Show every line in the records below that contains the word "Ensaio".

## Begin

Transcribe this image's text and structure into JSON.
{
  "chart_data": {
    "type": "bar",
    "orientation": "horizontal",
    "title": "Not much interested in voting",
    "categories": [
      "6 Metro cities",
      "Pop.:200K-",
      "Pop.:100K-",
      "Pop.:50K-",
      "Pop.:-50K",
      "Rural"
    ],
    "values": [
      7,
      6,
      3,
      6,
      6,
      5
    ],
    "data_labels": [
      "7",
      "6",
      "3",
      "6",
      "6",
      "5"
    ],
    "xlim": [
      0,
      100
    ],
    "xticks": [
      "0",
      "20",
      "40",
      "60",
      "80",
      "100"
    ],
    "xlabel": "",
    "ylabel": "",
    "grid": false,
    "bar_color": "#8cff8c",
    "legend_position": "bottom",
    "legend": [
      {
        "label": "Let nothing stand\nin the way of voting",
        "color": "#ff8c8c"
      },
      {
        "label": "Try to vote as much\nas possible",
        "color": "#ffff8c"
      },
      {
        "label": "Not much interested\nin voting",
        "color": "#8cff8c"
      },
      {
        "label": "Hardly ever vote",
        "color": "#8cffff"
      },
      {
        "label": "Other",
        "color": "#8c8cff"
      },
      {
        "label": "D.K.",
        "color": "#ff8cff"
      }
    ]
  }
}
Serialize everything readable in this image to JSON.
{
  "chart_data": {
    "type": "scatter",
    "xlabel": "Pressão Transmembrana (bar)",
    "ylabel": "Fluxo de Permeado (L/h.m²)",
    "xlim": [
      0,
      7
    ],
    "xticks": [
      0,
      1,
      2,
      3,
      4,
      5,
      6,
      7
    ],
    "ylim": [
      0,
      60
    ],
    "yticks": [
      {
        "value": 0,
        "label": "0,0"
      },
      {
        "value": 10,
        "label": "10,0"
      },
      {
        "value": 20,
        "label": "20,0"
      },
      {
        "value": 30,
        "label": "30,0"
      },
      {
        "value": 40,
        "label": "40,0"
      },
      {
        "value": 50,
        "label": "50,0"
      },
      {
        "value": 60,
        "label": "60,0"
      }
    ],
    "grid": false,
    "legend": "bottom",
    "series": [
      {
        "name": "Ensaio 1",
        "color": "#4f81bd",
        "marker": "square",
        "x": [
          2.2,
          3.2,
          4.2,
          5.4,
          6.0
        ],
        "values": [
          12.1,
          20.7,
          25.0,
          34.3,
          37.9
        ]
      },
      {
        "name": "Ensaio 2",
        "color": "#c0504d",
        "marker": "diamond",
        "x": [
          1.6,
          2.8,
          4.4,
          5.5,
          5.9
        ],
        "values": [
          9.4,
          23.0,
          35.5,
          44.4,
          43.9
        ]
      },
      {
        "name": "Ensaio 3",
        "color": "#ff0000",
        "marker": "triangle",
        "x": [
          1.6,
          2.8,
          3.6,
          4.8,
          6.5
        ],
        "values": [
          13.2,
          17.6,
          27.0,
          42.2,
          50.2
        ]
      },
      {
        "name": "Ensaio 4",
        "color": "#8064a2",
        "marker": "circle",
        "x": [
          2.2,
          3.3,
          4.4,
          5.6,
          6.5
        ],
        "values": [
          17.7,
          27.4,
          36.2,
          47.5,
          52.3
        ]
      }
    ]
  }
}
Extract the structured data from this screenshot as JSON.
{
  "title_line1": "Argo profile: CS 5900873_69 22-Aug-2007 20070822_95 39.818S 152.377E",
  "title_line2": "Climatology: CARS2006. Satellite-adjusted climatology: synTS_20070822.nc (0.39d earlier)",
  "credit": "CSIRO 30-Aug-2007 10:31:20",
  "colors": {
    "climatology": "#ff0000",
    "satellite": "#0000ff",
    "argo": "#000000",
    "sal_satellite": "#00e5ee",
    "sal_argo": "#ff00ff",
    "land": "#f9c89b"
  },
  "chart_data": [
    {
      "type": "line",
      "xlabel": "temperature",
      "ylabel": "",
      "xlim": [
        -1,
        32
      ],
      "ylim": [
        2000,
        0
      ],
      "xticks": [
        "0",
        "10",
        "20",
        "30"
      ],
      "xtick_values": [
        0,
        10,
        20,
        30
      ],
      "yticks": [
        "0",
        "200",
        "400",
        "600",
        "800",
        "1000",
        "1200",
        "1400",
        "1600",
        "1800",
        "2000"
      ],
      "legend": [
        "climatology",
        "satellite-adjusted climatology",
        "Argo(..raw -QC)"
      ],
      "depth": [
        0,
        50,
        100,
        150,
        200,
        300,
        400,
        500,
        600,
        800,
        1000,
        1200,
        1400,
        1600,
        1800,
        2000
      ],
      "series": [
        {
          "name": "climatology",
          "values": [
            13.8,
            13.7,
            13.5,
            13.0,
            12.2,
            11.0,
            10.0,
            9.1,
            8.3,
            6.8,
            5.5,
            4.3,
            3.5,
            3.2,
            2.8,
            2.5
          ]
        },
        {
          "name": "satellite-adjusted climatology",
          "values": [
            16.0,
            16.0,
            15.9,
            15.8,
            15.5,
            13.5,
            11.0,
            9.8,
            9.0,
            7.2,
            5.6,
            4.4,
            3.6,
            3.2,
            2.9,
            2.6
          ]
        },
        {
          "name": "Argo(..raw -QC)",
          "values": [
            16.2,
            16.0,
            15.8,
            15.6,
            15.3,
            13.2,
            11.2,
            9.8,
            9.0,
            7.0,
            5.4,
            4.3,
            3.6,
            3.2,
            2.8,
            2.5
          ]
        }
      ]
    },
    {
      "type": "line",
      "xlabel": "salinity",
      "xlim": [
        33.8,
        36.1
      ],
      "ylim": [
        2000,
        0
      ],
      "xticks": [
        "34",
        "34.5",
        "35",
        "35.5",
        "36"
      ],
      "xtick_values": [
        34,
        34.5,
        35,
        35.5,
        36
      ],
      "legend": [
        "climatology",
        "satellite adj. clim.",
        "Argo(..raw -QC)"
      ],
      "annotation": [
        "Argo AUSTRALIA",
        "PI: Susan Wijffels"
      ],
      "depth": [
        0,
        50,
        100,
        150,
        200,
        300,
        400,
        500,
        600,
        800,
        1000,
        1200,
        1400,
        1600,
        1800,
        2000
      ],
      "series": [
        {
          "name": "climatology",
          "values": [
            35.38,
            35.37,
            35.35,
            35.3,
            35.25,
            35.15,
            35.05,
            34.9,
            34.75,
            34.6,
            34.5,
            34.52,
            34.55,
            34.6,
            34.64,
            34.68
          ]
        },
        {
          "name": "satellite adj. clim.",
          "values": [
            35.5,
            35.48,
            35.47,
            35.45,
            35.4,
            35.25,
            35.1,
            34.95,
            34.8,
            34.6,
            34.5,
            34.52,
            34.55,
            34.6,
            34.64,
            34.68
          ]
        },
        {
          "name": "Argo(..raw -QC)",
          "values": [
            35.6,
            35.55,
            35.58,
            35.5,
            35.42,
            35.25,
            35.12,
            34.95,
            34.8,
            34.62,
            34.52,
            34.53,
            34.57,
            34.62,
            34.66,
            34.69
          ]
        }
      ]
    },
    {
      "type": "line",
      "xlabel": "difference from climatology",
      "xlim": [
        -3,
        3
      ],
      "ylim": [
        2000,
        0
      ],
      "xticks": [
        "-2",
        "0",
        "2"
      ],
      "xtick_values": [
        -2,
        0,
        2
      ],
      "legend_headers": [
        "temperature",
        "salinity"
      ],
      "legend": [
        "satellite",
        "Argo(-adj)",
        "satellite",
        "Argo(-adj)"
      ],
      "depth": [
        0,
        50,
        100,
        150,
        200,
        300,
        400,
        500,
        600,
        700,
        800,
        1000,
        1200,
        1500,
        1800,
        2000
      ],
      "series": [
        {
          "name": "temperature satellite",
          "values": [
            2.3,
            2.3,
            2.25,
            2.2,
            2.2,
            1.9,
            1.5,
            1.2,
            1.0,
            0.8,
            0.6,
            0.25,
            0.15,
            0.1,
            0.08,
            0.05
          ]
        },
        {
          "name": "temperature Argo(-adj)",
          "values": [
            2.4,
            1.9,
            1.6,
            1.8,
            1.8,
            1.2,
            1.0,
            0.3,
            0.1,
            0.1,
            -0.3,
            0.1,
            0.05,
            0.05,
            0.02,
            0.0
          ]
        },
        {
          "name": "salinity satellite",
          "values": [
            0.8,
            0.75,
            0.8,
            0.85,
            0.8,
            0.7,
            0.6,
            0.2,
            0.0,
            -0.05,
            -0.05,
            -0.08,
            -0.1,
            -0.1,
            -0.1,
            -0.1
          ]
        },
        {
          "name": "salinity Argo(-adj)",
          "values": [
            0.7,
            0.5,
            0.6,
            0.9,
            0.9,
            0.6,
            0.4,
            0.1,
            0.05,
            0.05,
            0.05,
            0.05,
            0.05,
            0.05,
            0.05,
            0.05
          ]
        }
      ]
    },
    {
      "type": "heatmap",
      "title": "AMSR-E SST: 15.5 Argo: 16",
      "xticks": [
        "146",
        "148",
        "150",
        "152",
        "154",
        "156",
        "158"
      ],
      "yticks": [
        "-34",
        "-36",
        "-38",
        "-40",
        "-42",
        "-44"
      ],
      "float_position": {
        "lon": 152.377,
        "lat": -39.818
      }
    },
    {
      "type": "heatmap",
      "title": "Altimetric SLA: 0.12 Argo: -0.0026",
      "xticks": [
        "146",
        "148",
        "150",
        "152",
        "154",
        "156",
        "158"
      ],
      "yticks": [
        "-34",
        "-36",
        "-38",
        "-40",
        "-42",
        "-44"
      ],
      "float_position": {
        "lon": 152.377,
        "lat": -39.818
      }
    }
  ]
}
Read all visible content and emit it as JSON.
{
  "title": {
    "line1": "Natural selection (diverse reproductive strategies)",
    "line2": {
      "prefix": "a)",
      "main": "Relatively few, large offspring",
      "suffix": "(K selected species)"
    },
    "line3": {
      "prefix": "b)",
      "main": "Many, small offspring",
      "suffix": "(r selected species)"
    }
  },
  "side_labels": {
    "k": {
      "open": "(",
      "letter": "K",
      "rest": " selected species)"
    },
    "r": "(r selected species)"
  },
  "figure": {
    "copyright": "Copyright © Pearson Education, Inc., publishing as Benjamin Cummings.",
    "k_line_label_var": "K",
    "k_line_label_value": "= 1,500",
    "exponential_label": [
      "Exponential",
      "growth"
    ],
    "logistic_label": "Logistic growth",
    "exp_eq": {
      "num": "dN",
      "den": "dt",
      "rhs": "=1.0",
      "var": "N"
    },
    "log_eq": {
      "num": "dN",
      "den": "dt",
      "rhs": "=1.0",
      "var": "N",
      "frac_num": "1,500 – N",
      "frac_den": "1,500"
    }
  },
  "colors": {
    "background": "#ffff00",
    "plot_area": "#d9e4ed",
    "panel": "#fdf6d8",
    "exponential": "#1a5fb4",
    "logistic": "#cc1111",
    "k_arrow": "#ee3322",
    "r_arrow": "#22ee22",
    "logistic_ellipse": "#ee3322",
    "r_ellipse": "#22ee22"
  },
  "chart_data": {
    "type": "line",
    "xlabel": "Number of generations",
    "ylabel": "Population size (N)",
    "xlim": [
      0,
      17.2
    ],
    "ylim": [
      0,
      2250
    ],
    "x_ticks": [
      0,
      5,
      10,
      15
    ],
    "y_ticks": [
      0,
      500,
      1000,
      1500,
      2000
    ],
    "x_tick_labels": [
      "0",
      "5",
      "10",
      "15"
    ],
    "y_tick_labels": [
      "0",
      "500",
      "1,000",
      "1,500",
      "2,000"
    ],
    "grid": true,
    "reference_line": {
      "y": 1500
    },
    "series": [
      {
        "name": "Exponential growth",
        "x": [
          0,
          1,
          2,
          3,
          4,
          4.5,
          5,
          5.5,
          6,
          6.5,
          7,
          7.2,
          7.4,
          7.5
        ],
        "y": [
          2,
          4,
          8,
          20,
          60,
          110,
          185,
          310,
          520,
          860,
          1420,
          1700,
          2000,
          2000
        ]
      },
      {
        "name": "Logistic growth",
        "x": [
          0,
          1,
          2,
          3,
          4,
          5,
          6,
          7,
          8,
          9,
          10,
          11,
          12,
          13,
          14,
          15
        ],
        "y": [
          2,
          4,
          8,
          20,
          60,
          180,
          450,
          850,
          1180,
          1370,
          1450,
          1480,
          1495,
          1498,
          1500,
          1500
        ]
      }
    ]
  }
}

## End

▸ Result of the task:
        "name": "Ensaio 1",
        "name": "Ensaio 2",
        "name": "Ensaio 3",
        "name": "Ensaio 4",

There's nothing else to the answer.